▶ **Exercise instructions**: Take the entries below and reproduce them word for word.

▶ **Entries**:
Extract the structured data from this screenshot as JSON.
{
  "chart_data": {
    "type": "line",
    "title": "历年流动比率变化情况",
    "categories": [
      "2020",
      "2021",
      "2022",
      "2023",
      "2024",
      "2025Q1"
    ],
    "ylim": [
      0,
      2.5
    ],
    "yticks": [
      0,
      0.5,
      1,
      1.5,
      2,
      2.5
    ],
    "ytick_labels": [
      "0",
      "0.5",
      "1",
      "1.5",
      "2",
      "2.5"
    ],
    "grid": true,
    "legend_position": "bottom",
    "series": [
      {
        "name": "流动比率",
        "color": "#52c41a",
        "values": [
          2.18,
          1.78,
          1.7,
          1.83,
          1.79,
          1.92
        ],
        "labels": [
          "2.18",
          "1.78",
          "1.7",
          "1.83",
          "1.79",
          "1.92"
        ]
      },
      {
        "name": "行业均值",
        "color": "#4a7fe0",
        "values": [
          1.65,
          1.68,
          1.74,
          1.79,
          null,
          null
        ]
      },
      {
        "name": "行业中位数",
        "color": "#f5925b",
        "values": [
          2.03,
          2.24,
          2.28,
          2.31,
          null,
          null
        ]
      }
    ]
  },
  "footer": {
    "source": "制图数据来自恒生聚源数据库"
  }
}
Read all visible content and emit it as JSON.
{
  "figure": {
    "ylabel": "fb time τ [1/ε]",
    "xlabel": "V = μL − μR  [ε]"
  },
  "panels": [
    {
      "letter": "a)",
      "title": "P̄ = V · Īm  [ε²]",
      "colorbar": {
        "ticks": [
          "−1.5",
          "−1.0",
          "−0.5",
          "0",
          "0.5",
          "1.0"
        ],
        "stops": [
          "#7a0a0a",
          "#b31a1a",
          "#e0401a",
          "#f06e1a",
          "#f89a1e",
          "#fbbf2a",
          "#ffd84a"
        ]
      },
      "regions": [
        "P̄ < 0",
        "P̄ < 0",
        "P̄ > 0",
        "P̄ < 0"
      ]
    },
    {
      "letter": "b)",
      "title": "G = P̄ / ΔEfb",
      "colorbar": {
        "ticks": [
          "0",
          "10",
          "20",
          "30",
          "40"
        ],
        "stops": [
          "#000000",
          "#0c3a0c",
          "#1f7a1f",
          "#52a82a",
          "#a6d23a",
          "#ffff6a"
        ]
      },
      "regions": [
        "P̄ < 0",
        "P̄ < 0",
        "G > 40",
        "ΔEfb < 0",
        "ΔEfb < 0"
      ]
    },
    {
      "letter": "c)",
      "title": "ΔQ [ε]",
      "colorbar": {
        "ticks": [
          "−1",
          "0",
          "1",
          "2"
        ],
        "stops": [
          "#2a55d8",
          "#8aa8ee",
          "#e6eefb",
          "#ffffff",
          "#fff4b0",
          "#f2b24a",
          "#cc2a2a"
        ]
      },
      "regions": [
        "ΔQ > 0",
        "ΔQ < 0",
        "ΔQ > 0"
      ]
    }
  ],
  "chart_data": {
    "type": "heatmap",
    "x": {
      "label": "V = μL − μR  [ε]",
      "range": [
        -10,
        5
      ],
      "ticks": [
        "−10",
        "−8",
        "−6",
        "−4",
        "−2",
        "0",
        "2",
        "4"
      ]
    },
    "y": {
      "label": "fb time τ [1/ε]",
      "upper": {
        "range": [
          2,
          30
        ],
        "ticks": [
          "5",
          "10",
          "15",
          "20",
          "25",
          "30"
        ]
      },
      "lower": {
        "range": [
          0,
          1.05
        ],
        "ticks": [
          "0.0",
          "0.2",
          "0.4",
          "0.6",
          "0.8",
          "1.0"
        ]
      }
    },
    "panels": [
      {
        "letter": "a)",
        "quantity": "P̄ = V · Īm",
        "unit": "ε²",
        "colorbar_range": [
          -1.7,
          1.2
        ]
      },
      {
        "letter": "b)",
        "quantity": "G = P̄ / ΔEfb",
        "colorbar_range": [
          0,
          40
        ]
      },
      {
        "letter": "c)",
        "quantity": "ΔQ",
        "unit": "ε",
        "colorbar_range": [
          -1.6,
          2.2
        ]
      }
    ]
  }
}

▶ **Exercise solution**:
Extract the structured data from this screenshot as JSON.
{
  "chart_data": {
    "type": "line",
    "title": "历年流动比率变化情况",
    "categories": [
      "2020",
      "2021",
      "2022",
      "2023",
      "2024",
      "2025Q1"
    ],
    "ylim": [
      0,
      2.5
    ],
    "yticks": [
      0,
      0.5,
      1,
      1.5,
      2,
      2.5
    ],
    "ytick_labels": [
      "0",
      "0.5",
      "1",
      "1.5",
      "2",
      "2.5"
    ],
    "grid": true,
    "legend_position": "bottom",
    "series": [
      {
        "name": "流动比率",
        "color": "#52c41a",
        "values": [
          2.18,
          1.78,
          1.7,
          1.83,
          1.79,
          1.92
        ],
        "labels": [
          "2.18",
          "1.78",
          "1.7",
          "1.83",
          "1.79",
          "1.92"
        ]
      },
      {
        "name": "行业均值",
        "color": "#4a7fe0",
        "values": [
          1.65,
          1.68,
          1.74,
          1.79,
          null,
          null
        ]
      },
      {
        "name": "行业中位数",
        "color": "#f5925b",
        "values": [
          2.03,
          2.24,
          2.28,
          2.31,
          null,
          null
        ]
      }
    ]
  },
  "footer": {
    "source": "制图数据来自恒生聚源数据库"
  }
}
Read all visible content and emit it as JSON.
{
  "figure": {
    "ylabel": "fb time τ [1/ε]",
    "xlabel": "V = μL − μR  [ε]"
  },
  "panels": [
    {
      "letter": "a)",
      "title": "P̄ = V · Īm  [ε²]",
      "colorbar": {
        "ticks": [
          "−1.5",
          "−1.0",
          "−0.5",
          "0",
          "0.5",
          "1.0"
        ],
        "stops": [
          "#7a0a0a",
          "#b31a1a",
          "#e0401a",
          "#f06e1a",
          "#f89a1e",
          "#fbbf2a",
          "#ffd84a"
        ]
      },
      "regions": [
        "P̄ < 0",
        "P̄ < 0",
        "P̄ > 0",
        "P̄ < 0"
      ]
    },
    {
      "letter": "b)",
      "title": "G = P̄ / ΔEfb",
      "colorbar": {
        "ticks": [
          "0",
          "10",
          "20",
          "30",
          "40"
        ],
        "stops": [
          "#000000",
          "#0c3a0c",
          "#1f7a1f",
          "#52a82a",
          "#a6d23a",
          "#ffff6a"
        ]
      },
      "regions": [
        "P̄ < 0",
        "P̄ < 0",
        "G > 40",
        "ΔEfb < 0",
        "ΔEfb < 0"
      ]
    },
    {
      "letter": "c)",
      "title": "ΔQ [ε]",
      "colorbar": {
        "ticks": [
          "−1",
          "0",
          "1",
          "2"
        ],
        "stops": [
          "#2a55d8",
          "#8aa8ee",
          "#e6eefb",
          "#ffffff",
          "#fff4b0",
          "#f2b24a",
          "#cc2a2a"
        ]
      },
      "regions": [
        "ΔQ > 0",
        "ΔQ < 0",
        "ΔQ > 0"
      ]
    }
  ],
  "chart_data": {
    "type": "heatmap",
    "x": {
      "label": "V = μL − μR  [ε]",
      "range": [
        -10,
        5
      ],
      "ticks": [
        "−10",
        "−8",
        "−6",
        "−4",
        "−2",
        "0",
        "2",
        "4"
      ]
    },
    "y": {
      "label": "fb time τ [1/ε]",
      "upper": {
        "range": [
          2,
          30
        ],
        "ticks": [
          "5",
          "10",
          "15",
          "20",
          "25",
          "30"
        ]
      },
      "lower": {
        "range": [
          0,
          1.05
        ],
        "ticks": [
          "0.0",
          "0.2",
          "0.4",
          "0.6",
          "0.8",
          "1.0"
        ]
      }
    },
    "panels": [
      {
        "letter": "a)",
        "quantity": "P̄ = V · Īm",
        "unit": "ε²",
        "colorbar_range": [
          -1.7,
          1.2
        ]
      },
      {
        "letter": "b)",
        "quantity": "G = P̄ / ΔEfb",
        "colorbar_range": [
          0,
          40
        ]
      },
      {
        "letter": "c)",
        "quantity": "ΔQ",
        "unit": "ε",
        "colorbar_range": [
          -1.6,
          2.2
        ]
      }
    ]
  }
}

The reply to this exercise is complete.